**Directions for this task:** Copy the records that follow exactly as written, but not their pictures.

━━━━━ Working data

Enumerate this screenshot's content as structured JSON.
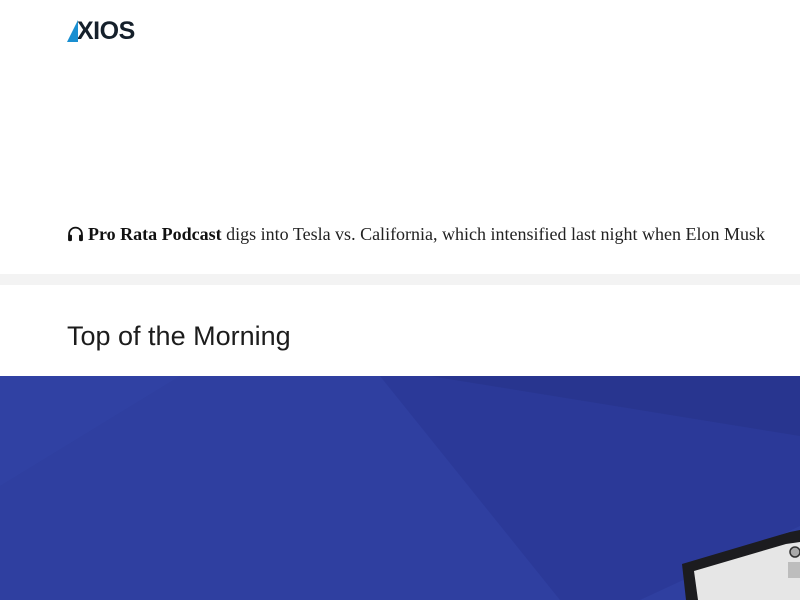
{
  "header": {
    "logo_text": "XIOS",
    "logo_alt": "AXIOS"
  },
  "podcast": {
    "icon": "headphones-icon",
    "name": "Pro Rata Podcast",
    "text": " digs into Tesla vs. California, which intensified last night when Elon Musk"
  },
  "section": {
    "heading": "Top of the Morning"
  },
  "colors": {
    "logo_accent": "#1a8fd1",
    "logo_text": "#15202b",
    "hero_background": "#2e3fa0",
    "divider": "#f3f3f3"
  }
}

━━━━━━━━━━

**Reply to the exercise:**
Enumerate this screenshot's content as structured JSON.
{
  "header": {
    "logo_text": "XIOS",
    "logo_alt": "AXIOS"
  },
  "podcast": {
    "icon": "headphones-icon",
    "name": "Pro Rata Podcast",
    "text": " digs into Tesla vs. California, which intensified last night when Elon Musk"
  },
  "section": {
    "heading": "Top of the Morning"
  },
  "colors": {
    "logo_accent": "#1a8fd1",
    "logo_text": "#15202b",
    "hero_background": "#2e3fa0",
    "divider": "#f3f3f3"
  }
}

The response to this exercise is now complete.